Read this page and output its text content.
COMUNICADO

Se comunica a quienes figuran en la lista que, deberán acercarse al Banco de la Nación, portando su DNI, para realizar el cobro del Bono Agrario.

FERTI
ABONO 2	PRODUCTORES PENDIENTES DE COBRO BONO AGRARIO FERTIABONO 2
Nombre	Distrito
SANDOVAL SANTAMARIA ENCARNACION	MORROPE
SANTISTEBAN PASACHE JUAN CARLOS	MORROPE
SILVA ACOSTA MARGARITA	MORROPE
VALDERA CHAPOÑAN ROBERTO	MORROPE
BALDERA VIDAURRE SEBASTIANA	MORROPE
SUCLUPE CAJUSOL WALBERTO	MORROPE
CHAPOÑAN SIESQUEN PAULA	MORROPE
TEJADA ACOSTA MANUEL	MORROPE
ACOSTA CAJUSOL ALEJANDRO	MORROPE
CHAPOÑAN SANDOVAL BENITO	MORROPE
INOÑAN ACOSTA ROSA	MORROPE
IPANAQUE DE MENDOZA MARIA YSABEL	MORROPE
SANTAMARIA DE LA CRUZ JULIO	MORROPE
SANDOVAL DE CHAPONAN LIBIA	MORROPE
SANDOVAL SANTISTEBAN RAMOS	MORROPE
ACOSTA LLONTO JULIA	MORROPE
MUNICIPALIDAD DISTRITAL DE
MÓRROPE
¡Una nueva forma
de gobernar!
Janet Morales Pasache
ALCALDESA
━━━━━━━━━━━━━━━━━━━━
> [Work required] Check each line of the records above for "CAJUSOL", and copy those that have it.

> [Answer for the task]
SUCLUPE CAJUSOL WALBERTO	MORROPE
ACOSTA CAJUSOL ALEJANDRO	MORROPE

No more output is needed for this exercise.